**Aim**. Set down the whole listing verbatim.

--- start of Material ---

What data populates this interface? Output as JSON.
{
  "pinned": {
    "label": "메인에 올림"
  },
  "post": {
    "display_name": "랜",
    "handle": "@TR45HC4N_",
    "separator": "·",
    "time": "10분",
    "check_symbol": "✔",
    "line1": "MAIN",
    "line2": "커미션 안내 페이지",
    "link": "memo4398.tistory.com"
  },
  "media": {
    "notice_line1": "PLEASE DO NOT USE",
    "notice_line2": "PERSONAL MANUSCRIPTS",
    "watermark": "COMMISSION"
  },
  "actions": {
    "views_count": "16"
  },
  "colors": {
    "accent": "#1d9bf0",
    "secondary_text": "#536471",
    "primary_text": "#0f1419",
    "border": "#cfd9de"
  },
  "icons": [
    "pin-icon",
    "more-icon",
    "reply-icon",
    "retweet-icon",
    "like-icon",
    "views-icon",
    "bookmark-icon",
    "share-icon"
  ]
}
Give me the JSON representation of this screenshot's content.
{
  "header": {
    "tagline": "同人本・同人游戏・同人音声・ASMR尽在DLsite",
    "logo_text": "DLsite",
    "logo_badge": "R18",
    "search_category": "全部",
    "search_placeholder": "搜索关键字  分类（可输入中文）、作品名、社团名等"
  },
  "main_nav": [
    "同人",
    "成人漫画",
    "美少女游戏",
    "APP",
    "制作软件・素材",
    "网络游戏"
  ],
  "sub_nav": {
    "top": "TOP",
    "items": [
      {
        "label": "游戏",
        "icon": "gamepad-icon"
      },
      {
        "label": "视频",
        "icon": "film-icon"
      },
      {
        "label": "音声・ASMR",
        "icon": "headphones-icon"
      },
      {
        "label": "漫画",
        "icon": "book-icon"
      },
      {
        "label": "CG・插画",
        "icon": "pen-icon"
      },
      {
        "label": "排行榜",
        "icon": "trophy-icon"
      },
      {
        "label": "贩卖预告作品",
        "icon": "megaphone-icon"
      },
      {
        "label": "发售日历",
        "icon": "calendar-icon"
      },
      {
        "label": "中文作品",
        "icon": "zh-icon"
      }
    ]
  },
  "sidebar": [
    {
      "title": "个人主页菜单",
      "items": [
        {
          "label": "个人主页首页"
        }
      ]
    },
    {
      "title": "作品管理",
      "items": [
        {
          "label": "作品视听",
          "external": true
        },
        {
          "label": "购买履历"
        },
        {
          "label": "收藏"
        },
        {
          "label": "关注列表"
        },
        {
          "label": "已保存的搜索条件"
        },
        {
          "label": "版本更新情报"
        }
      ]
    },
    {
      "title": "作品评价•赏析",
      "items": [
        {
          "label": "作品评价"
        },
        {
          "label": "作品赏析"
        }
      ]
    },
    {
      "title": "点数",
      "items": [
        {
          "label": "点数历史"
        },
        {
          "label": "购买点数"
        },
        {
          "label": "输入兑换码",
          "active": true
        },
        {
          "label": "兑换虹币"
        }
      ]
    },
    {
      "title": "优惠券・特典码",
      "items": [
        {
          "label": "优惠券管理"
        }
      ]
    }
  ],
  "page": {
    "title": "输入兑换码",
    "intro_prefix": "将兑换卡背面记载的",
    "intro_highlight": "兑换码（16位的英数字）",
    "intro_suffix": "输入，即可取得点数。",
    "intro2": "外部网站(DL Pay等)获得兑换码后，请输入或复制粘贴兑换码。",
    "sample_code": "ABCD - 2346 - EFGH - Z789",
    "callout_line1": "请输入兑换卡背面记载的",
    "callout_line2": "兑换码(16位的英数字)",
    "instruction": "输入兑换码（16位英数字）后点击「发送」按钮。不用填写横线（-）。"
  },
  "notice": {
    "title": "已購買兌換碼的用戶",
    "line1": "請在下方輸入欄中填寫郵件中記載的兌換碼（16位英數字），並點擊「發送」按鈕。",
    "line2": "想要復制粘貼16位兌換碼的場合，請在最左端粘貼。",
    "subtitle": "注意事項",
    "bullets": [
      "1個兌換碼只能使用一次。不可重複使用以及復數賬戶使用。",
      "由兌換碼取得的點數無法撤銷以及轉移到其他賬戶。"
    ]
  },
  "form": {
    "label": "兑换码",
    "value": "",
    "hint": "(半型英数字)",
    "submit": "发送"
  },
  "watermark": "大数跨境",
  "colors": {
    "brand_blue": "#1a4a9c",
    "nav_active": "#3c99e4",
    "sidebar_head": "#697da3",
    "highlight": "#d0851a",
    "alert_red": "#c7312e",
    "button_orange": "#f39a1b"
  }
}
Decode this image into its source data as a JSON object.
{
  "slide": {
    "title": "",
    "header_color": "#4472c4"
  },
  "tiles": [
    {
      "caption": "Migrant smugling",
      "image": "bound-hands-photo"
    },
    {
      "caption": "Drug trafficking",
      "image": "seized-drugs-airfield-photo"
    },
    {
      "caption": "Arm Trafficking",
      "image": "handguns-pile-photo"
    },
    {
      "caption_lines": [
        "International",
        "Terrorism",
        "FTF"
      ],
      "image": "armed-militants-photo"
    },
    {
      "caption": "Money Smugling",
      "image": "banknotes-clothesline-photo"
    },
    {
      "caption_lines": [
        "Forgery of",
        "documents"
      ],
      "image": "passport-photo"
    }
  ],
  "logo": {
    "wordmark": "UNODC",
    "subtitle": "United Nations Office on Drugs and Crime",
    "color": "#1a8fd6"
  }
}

--- end of Material ---

**Written solution**.
What data populates this interface? Output as JSON.
{
  "pinned": {
    "label": "메인에 올림"
  },
  "post": {
    "display_name": "랜",
    "handle": "@TR45HC4N_",
    "separator": "·",
    "time": "10분",
    "check_symbol": "✔",
    "line1": "MAIN",
    "line2": "커미션 안내 페이지",
    "link": "memo4398.tistory.com"
  },
  "media": {
    "notice_line1": "PLEASE DO NOT USE",
    "notice_line2": "PERSONAL MANUSCRIPTS",
    "watermark": "COMMISSION"
  },
  "actions": {
    "views_count": "16"
  },
  "colors": {
    "accent": "#1d9bf0",
    "secondary_text": "#536471",
    "primary_text": "#0f1419",
    "border": "#cfd9de"
  },
  "icons": [
    "pin-icon",
    "more-icon",
    "reply-icon",
    "retweet-icon",
    "like-icon",
    "views-icon",
    "bookmark-icon",
    "share-icon"
  ]
}
Give me the JSON representation of this screenshot's content.
{
  "header": {
    "tagline": "同人本・同人游戏・同人音声・ASMR尽在DLsite",
    "logo_text": "DLsite",
    "logo_badge": "R18",
    "search_category": "全部",
    "search_placeholder": "搜索关键字  分类（可输入中文）、作品名、社团名等"
  },
  "main_nav": [
    "同人",
    "成人漫画",
    "美少女游戏",
    "APP",
    "制作软件・素材",
    "网络游戏"
  ],
  "sub_nav": {
    "top": "TOP",
    "items": [
      {
        "label": "游戏",
        "icon": "gamepad-icon"
      },
      {
        "label": "视频",
        "icon": "film-icon"
      },
      {
        "label": "音声・ASMR",
        "icon": "headphones-icon"
      },
      {
        "label": "漫画",
        "icon": "book-icon"
      },
      {
        "label": "CG・插画",
        "icon": "pen-icon"
      },
      {
        "label": "排行榜",
        "icon": "trophy-icon"
      },
      {
        "label": "贩卖预告作品",
        "icon": "megaphone-icon"
      },
      {
        "label": "发售日历",
        "icon": "calendar-icon"
      },
      {
        "label": "中文作品",
        "icon": "zh-icon"
      }
    ]
  },
  "sidebar": [
    {
      "title": "个人主页菜单",
      "items": [
        {
          "label": "个人主页首页"
        }
      ]
    },
    {
      "title": "作品管理",
      "items": [
        {
          "label": "作品视听",
          "external": true
        },
        {
          "label": "购买履历"
        },
        {
          "label": "收藏"
        },
        {
          "label": "关注列表"
        },
        {
          "label": "已保存的搜索条件"
        },
        {
          "label": "版本更新情报"
        }
      ]
    },
    {
      "title": "作品评价•赏析",
      "items": [
        {
          "label": "作品评价"
        },
        {
          "label": "作品赏析"
        }
      ]
    },
    {
      "title": "点数",
      "items": [
        {
          "label": "点数历史"
        },
        {
          "label": "购买点数"
        },
        {
          "label": "输入兑换码",
          "active": true
        },
        {
          "label": "兑换虹币"
        }
      ]
    },
    {
      "title": "优惠券・特典码",
      "items": [
        {
          "label": "优惠券管理"
        }
      ]
    }
  ],
  "page": {
    "title": "输入兑换码",
    "intro_prefix": "将兑换卡背面记载的",
    "intro_highlight": "兑换码（16位的英数字）",
    "intro_suffix": "输入，即可取得点数。",
    "intro2": "外部网站(DL Pay等)获得兑换码后，请输入或复制粘贴兑换码。",
    "sample_code": "ABCD - 2346 - EFGH - Z789",
    "callout_line1": "请输入兑换卡背面记载的",
    "callout_line2": "兑换码(16位的英数字)",
    "instruction": "输入兑换码（16位英数字）后点击「发送」按钮。不用填写横线（-）。"
  },
  "notice": {
    "title": "已購買兌換碼的用戶",
    "line1": "請在下方輸入欄中填寫郵件中記載的兌換碼（16位英數字），並點擊「發送」按鈕。",
    "line2": "想要復制粘貼16位兌換碼的場合，請在最左端粘貼。",
    "subtitle": "注意事項",
    "bullets": [
      "1個兌換碼只能使用一次。不可重複使用以及復數賬戶使用。",
      "由兌換碼取得的點數無法撤銷以及轉移到其他賬戶。"
    ]
  },
  "form": {
    "label": "兑换码",
    "value": "",
    "hint": "(半型英数字)",
    "submit": "发送"
  },
  "watermark": "大数跨境",
  "colors": {
    "brand_blue": "#1a4a9c",
    "nav_active": "#3c99e4",
    "sidebar_head": "#697da3",
    "highlight": "#d0851a",
    "alert_red": "#c7312e",
    "button_orange": "#f39a1b"
  }
}
Decode this image into its source data as a JSON object.
{
  "slide": {
    "title": "",
    "header_color": "#4472c4"
  },
  "tiles": [
    {
      "caption": "Migrant smugling",
      "image": "bound-hands-photo"
    },
    {
      "caption": "Drug trafficking",
      "image": "seized-drugs-airfield-photo"
    },
    {
      "caption": "Arm Trafficking",
      "image": "handguns-pile-photo"
    },
    {
      "caption_lines": [
        "International",
        "Terrorism",
        "FTF"
      ],
      "image": "armed-militants-photo"
    },
    {
      "caption": "Money Smugling",
      "image": "banknotes-clothesline-photo"
    },
    {
      "caption_lines": [
        "Forgery of",
        "documents"
      ],
      "image": "passport-photo"
    }
  ],
  "logo": {
    "wordmark": "UNODC",
    "subtitle": "United Nations Office on Drugs and Crime",
    "color": "#1a8fd6"
  }
}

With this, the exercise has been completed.